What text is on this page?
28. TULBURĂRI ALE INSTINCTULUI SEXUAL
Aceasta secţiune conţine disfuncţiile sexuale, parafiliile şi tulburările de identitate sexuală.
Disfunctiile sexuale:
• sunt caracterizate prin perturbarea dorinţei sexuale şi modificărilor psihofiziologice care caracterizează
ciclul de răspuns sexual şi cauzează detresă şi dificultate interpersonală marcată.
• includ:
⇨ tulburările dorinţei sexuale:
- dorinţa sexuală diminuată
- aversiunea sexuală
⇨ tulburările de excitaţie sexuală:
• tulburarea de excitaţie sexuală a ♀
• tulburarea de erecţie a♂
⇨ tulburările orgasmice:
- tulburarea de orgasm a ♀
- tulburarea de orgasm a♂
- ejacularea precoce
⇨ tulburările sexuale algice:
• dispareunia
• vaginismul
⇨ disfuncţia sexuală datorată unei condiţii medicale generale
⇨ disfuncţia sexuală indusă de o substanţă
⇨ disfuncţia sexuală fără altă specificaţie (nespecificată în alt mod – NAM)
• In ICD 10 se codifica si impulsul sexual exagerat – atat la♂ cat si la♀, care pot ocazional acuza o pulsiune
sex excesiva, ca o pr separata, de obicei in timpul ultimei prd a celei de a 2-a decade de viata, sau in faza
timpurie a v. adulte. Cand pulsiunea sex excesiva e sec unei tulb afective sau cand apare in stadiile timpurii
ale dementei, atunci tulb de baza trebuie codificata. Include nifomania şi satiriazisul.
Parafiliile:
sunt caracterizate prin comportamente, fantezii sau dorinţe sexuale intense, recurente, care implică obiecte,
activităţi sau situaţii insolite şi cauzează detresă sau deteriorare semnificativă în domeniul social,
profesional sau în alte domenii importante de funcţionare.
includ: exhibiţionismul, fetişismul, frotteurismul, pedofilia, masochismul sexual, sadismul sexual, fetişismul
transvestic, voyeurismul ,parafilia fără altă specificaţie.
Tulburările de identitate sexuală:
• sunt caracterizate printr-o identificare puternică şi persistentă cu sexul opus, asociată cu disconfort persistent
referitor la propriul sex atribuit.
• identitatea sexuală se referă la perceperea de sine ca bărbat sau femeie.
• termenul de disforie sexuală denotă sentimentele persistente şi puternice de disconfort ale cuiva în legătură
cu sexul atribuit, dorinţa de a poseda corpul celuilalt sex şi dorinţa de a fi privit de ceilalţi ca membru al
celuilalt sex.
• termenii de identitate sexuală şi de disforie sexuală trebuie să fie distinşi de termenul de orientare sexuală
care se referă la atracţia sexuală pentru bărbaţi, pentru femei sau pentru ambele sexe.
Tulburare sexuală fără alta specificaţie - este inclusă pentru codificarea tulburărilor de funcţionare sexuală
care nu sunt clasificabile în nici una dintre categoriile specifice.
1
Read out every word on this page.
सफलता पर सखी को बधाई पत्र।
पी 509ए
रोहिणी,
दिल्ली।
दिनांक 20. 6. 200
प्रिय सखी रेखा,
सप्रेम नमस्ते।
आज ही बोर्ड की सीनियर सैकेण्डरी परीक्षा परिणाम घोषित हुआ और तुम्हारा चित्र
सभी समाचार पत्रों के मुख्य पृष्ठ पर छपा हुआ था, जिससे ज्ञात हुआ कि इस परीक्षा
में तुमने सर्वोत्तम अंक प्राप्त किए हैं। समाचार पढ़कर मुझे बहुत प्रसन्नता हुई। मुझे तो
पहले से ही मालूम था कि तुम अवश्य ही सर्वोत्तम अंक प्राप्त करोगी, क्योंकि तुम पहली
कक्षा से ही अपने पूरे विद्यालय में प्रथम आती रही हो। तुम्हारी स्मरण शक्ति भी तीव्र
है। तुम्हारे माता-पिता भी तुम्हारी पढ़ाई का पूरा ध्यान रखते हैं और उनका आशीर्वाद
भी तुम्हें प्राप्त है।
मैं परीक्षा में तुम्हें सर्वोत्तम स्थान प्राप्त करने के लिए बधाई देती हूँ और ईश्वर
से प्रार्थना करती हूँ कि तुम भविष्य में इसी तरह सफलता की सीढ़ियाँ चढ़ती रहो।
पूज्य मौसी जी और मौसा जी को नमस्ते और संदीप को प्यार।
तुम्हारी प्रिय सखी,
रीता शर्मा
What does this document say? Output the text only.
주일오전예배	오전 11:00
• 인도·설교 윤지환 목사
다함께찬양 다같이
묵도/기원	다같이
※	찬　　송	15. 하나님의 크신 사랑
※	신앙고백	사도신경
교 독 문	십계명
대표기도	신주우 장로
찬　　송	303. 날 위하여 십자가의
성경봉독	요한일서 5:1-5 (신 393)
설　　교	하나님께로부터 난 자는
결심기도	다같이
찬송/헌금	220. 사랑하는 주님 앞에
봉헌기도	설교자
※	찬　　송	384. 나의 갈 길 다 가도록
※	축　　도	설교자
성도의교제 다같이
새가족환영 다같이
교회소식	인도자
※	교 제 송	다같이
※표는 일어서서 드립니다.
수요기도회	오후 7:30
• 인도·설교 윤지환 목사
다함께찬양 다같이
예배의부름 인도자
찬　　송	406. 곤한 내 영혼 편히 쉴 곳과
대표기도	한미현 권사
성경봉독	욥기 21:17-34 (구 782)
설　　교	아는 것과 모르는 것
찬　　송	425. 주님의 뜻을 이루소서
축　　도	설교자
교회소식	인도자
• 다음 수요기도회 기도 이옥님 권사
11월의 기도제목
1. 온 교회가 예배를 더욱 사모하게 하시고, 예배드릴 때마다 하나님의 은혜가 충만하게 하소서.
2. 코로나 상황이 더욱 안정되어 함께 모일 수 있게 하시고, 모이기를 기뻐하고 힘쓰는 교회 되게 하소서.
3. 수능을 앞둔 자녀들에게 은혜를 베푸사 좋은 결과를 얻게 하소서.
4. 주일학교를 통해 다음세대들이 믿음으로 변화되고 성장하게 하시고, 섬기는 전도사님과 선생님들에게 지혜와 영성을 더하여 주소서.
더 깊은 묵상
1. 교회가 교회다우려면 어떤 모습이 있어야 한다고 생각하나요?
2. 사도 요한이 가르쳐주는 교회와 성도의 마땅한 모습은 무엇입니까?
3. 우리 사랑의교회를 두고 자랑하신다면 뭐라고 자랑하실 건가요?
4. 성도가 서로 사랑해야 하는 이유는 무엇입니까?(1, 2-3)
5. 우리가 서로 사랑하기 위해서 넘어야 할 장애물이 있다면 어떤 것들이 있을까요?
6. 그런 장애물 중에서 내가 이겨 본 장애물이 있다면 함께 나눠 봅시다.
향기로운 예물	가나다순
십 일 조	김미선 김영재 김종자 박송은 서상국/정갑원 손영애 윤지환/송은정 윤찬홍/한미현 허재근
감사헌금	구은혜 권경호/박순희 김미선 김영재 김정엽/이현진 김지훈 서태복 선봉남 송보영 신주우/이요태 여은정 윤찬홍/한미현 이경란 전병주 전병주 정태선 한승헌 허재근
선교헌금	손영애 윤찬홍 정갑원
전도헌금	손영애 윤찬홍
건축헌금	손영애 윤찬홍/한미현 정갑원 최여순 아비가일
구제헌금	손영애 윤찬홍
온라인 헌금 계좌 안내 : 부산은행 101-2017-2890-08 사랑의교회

__________

-- Written request --
Copy all lines from the entries that contain the word "referă".

-- Complete output --
• identitatea sexuală se referă la perceperea de sine ca bărbat sau femeie.
care se referă la atracţia sexuală pentru bărbaţi, pentru femei sau pentru ambele sexe.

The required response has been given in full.